● **Exercise brief**: Go through the records line by line and work out how many lines hold the word "Validation". Answer with the number only.

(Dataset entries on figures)
---

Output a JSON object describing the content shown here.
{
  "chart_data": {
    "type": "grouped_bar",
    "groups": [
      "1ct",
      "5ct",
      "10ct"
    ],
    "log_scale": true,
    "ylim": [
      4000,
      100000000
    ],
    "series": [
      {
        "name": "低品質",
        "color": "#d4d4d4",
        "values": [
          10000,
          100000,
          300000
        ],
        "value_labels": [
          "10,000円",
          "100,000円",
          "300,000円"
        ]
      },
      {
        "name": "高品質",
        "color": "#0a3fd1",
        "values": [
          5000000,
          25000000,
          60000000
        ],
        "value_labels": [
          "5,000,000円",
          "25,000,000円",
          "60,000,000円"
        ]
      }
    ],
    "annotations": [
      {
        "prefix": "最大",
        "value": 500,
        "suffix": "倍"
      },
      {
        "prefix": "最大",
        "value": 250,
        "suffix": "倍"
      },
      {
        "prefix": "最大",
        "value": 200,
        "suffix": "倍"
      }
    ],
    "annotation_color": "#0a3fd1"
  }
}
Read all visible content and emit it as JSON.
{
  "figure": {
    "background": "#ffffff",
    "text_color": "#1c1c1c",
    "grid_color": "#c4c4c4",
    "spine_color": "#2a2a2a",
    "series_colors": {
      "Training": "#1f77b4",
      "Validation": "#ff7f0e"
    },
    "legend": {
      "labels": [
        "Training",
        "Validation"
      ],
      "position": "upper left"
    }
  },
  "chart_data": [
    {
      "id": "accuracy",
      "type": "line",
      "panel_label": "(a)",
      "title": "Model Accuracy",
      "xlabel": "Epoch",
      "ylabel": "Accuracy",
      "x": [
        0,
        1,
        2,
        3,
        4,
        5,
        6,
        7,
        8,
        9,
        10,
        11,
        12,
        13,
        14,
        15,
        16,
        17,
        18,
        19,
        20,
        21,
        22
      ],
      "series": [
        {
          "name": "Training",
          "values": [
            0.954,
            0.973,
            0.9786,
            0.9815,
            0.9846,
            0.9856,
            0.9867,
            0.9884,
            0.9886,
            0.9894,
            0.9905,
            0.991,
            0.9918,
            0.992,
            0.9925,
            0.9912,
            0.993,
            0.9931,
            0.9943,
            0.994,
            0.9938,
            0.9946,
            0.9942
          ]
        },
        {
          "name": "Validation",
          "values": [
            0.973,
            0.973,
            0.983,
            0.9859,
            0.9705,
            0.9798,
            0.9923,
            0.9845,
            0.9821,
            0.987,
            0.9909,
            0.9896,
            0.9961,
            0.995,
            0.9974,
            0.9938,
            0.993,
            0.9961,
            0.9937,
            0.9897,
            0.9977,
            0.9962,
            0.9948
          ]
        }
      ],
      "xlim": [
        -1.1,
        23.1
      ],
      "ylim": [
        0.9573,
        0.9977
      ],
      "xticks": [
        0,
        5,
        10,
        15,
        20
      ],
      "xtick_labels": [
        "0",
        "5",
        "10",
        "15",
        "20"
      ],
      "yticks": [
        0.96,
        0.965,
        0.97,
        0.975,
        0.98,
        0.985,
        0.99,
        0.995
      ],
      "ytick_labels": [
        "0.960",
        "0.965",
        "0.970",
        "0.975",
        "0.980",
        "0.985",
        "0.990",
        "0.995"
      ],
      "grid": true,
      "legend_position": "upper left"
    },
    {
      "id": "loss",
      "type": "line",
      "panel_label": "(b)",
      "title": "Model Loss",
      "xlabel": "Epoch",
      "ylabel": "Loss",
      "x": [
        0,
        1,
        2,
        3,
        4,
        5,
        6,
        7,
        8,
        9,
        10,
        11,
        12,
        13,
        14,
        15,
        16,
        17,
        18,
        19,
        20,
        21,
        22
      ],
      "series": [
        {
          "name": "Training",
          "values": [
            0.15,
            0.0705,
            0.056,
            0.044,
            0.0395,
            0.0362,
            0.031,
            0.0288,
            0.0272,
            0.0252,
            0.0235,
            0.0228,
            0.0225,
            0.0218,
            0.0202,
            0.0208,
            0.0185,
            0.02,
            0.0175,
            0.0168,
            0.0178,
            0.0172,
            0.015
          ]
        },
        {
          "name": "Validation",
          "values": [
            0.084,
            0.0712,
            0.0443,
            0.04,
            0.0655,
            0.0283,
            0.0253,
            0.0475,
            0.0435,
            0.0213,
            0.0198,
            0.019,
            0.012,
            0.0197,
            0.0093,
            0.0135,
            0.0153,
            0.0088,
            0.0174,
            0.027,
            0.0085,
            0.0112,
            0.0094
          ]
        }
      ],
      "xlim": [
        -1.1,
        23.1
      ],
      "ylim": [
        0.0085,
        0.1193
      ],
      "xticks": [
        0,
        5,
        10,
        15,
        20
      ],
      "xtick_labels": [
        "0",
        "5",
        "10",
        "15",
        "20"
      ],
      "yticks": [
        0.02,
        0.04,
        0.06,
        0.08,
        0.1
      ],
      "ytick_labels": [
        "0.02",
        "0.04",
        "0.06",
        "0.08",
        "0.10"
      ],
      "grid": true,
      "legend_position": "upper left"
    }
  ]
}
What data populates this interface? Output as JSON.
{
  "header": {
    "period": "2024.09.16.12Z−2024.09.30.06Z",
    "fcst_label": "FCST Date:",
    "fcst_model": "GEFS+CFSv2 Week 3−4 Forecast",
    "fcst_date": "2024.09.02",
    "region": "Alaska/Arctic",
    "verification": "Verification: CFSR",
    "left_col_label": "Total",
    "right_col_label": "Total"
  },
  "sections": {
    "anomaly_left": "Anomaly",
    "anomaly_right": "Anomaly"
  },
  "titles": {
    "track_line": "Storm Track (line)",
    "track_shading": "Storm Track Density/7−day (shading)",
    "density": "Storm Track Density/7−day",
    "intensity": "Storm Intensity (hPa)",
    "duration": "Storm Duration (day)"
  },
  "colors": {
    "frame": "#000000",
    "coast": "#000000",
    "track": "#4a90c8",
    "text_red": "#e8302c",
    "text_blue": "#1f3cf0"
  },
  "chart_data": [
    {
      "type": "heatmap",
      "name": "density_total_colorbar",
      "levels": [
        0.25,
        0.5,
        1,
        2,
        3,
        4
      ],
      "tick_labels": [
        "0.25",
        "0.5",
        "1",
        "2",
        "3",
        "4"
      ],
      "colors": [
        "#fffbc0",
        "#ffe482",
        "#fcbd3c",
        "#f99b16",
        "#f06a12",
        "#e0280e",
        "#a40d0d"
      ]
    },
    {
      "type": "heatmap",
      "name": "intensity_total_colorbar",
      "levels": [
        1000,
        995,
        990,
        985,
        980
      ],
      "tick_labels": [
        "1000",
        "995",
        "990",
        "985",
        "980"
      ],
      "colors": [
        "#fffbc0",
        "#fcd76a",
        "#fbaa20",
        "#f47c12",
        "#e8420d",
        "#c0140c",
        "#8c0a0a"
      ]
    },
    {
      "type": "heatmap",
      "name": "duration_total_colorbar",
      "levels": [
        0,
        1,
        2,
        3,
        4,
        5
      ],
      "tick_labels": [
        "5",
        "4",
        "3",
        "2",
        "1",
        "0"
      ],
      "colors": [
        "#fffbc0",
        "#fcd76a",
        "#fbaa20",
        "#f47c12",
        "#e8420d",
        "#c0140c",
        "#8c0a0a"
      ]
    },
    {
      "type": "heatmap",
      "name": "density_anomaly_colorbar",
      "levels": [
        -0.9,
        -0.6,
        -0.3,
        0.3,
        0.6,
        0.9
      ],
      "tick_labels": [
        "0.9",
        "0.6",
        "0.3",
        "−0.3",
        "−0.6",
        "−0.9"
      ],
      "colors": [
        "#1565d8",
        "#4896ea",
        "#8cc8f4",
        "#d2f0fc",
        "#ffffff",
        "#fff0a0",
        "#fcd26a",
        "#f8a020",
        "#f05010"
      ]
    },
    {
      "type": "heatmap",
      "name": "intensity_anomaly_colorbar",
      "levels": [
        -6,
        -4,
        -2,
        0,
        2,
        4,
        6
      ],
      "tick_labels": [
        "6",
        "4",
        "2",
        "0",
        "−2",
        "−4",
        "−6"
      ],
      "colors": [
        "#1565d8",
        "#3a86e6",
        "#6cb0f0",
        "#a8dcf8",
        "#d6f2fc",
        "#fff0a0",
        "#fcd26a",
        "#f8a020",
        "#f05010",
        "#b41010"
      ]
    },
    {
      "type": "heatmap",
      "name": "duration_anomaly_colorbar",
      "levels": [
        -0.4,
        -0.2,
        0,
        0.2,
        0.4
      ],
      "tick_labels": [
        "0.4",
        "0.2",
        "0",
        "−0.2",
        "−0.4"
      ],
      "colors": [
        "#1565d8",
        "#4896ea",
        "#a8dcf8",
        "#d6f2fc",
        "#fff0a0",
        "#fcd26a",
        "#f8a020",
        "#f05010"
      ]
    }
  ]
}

---

● **Answer to the exercise**: 4